**Task directions:** Copy out every line containing the word "placement".
§
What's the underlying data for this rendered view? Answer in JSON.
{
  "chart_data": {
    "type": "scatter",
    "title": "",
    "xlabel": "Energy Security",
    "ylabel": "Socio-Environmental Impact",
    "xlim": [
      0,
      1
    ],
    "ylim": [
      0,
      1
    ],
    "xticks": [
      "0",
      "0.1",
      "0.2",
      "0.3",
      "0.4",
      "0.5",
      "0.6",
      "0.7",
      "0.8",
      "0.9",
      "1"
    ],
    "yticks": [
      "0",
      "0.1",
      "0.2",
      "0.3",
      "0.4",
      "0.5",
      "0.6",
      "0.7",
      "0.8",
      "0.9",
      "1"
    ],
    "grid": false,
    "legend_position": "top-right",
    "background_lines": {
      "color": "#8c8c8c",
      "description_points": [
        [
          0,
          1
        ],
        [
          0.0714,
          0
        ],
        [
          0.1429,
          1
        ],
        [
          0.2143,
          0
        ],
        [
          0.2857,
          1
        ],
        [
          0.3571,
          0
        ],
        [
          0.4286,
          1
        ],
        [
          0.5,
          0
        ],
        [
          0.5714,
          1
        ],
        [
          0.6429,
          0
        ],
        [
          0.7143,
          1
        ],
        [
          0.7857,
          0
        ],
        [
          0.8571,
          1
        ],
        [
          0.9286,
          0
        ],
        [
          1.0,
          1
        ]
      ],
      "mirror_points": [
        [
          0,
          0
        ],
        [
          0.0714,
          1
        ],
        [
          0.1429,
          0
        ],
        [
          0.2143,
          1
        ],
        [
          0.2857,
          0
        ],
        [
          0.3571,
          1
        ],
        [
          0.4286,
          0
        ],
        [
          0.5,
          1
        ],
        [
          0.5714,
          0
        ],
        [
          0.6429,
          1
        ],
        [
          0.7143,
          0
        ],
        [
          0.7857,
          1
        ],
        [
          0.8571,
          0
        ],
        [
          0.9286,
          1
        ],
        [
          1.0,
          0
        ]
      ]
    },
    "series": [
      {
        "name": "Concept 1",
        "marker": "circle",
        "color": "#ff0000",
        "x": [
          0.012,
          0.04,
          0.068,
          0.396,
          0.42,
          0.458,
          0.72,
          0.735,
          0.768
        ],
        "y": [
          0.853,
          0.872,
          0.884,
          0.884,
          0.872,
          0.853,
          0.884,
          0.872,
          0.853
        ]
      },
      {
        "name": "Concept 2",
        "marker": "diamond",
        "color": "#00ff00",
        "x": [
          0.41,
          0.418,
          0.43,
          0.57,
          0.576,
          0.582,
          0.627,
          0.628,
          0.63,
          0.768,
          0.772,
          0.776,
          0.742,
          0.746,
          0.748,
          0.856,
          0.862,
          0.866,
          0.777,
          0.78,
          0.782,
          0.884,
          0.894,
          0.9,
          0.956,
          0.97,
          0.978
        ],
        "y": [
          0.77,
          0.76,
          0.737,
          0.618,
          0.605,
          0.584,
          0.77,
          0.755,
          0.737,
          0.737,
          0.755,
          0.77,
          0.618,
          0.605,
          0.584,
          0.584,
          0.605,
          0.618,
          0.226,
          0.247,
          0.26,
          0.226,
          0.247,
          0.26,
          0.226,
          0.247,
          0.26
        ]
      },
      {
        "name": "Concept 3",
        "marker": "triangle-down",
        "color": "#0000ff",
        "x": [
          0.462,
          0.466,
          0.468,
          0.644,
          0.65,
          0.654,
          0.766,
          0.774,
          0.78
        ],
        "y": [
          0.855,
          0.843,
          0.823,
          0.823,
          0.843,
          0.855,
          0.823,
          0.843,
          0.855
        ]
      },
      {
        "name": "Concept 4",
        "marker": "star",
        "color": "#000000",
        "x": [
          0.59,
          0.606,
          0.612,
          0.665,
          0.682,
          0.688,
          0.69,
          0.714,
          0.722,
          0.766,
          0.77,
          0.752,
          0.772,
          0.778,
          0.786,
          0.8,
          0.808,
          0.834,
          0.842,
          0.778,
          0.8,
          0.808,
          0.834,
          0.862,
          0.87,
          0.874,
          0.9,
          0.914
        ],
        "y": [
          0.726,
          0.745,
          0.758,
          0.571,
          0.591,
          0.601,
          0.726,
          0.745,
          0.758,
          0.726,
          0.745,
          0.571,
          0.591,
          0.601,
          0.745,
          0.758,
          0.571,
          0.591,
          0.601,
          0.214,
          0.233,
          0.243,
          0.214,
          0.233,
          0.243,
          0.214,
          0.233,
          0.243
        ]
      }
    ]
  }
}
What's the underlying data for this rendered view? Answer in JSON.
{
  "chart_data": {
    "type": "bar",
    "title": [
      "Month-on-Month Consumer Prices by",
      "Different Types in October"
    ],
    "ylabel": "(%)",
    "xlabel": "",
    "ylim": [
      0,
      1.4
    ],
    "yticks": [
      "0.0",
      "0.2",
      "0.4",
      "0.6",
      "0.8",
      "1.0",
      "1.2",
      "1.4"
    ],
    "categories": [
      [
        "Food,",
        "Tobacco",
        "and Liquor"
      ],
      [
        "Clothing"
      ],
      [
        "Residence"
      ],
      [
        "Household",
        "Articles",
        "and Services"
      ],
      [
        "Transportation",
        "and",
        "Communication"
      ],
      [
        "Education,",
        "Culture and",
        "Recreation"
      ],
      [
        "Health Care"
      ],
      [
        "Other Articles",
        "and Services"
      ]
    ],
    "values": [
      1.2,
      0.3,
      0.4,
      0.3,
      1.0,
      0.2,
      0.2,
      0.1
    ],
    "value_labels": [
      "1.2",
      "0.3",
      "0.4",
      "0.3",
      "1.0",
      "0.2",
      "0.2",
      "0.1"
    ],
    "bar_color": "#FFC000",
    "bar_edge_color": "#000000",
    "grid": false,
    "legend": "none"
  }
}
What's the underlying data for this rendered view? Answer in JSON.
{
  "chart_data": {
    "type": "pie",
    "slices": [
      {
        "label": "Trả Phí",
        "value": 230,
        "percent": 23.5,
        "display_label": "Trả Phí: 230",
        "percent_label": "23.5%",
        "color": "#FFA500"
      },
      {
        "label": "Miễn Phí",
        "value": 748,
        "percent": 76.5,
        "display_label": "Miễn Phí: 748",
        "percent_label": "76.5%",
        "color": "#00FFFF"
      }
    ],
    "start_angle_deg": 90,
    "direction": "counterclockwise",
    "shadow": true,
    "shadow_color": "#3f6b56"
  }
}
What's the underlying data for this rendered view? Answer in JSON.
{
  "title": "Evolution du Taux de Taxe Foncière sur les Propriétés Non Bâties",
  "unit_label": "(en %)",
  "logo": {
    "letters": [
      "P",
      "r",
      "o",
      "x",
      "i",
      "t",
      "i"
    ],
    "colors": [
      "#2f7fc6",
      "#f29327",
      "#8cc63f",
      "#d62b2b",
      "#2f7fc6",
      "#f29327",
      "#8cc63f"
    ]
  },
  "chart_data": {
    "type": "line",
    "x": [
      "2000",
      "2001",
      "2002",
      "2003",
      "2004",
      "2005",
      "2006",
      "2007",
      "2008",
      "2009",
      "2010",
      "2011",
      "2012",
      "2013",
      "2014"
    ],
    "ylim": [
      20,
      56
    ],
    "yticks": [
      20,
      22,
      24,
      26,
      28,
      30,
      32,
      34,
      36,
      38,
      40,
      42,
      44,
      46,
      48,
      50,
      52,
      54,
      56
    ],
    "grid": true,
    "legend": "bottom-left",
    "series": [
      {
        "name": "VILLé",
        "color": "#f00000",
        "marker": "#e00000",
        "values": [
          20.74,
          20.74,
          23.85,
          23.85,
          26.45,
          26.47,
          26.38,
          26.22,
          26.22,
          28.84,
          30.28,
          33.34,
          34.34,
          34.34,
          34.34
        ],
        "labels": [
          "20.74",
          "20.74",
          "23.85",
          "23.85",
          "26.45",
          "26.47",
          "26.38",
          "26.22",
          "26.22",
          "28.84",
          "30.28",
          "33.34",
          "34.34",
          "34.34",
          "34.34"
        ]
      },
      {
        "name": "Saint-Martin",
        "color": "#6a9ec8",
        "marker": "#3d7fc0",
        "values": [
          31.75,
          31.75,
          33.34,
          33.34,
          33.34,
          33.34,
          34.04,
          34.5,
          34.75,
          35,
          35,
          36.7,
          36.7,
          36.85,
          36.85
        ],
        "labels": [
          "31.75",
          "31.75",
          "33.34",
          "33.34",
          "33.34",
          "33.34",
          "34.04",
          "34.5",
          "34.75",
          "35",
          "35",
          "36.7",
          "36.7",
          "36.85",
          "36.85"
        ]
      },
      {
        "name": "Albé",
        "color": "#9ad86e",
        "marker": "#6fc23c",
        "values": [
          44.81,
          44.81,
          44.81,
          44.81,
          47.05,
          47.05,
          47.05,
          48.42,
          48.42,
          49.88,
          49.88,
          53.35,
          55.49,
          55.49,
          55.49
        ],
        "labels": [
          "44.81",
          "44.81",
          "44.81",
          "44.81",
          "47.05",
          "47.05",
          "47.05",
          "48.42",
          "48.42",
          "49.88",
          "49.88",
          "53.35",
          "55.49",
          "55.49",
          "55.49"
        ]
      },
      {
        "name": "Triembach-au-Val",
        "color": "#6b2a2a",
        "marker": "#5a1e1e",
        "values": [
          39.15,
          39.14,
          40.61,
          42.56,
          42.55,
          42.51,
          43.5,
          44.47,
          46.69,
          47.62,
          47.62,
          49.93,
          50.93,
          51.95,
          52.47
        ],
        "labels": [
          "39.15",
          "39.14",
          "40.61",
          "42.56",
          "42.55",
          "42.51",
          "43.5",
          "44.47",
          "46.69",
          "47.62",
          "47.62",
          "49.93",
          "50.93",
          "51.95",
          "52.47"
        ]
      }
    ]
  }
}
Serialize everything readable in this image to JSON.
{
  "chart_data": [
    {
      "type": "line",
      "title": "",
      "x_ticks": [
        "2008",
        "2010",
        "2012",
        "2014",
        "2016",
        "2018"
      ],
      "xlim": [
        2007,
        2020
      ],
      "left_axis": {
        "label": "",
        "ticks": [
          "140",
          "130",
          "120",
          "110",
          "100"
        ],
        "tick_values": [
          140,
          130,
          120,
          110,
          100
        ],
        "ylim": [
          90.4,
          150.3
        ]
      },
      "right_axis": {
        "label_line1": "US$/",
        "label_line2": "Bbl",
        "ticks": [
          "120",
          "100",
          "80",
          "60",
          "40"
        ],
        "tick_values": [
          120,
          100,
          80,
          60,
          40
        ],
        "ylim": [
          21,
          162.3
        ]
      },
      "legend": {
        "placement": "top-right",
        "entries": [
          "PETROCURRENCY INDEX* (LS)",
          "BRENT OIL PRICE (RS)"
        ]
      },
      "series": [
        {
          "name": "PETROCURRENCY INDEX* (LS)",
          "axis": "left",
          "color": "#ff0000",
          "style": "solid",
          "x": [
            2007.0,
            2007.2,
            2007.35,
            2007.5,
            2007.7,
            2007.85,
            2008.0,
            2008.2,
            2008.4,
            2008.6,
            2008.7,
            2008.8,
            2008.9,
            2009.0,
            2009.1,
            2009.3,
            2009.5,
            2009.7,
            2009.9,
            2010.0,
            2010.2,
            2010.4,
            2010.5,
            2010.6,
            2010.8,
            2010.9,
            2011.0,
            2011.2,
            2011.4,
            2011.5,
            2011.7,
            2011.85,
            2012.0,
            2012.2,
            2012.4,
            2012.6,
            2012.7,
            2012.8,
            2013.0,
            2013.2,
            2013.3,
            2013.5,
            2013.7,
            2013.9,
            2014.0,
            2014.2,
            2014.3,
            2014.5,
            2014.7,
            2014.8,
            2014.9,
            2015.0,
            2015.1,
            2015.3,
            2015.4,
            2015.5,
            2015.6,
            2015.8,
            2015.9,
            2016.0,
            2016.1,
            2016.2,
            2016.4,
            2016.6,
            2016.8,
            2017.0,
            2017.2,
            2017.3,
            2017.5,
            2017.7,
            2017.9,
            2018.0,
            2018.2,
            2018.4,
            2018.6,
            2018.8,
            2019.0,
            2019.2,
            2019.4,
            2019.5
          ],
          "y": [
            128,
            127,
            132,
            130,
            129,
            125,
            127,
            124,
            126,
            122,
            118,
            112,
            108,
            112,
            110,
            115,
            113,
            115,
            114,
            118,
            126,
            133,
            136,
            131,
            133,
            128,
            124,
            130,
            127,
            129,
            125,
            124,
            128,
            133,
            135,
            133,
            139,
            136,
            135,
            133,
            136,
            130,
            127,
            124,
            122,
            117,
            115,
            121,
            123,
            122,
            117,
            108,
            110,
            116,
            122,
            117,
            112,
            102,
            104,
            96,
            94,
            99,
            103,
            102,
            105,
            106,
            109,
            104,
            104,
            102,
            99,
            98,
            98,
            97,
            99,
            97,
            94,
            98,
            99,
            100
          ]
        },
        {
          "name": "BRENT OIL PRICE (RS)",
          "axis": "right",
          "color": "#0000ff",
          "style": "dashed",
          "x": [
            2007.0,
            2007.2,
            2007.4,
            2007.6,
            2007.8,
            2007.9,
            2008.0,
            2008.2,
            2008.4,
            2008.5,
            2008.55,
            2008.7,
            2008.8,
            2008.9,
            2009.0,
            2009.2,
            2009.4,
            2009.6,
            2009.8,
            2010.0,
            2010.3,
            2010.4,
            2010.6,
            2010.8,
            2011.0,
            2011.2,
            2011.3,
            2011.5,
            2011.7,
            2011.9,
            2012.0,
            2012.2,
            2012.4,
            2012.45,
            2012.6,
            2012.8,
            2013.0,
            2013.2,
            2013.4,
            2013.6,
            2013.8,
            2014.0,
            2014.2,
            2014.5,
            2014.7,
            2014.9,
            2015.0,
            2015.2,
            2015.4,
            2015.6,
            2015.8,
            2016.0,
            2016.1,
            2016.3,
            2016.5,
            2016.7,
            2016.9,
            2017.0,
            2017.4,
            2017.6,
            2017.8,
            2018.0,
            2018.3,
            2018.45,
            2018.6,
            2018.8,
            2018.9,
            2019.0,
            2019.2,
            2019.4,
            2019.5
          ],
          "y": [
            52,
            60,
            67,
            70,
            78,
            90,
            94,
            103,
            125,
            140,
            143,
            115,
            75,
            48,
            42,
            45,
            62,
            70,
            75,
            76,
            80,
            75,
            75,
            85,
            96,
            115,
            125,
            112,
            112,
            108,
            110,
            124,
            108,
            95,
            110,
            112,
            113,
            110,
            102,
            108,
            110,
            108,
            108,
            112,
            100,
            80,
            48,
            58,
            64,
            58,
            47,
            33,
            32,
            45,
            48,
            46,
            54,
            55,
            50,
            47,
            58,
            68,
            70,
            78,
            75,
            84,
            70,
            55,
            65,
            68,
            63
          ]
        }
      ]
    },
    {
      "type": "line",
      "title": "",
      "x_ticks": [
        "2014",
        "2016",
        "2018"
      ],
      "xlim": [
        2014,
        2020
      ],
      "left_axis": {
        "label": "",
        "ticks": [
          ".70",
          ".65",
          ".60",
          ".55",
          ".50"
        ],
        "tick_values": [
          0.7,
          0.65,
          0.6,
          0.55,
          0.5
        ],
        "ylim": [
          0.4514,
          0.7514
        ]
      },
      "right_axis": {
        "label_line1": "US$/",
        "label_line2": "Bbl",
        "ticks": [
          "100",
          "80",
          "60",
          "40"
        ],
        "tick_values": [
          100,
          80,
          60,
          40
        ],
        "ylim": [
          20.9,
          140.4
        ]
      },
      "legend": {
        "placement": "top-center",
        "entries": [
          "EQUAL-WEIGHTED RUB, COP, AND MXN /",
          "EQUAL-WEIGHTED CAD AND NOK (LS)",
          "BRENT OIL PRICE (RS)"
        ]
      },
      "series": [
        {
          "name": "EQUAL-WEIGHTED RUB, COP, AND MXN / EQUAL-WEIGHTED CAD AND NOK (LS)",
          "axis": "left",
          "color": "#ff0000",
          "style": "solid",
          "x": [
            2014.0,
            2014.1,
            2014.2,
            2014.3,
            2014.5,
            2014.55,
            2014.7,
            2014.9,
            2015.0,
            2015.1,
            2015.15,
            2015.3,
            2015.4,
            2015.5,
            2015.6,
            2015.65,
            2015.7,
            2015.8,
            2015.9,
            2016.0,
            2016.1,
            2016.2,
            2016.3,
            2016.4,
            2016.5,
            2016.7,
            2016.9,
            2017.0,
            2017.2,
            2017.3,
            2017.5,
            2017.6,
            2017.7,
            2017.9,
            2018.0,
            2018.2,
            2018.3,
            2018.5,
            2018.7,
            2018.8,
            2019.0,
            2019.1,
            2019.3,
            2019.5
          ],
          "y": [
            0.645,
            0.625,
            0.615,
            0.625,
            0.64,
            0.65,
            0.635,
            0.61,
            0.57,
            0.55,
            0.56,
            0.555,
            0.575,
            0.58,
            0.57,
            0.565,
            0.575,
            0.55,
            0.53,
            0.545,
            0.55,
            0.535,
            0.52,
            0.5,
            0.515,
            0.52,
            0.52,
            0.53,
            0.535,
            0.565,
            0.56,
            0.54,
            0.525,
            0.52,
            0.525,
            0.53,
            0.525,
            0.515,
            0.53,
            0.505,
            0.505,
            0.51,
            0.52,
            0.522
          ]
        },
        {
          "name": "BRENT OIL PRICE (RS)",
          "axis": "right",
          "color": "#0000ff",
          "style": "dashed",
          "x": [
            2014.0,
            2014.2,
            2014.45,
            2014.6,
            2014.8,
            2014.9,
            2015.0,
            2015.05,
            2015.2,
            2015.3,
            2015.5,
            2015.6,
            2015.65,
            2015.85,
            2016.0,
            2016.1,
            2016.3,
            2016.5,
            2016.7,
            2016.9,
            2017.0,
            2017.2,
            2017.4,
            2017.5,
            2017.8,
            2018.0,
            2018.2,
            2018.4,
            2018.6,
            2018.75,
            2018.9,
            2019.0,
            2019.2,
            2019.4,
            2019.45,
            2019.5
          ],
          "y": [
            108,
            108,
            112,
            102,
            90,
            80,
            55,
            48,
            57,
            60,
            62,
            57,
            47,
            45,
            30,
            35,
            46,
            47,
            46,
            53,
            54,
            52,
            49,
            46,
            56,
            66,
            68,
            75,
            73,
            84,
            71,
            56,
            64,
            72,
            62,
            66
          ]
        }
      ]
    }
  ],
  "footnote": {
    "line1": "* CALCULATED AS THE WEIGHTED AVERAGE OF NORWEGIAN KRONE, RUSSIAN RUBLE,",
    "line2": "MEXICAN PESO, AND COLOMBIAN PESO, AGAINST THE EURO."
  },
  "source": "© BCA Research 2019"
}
§
**Result of the exercise:**
        "placement": "top-right",
        "placement": "top-center",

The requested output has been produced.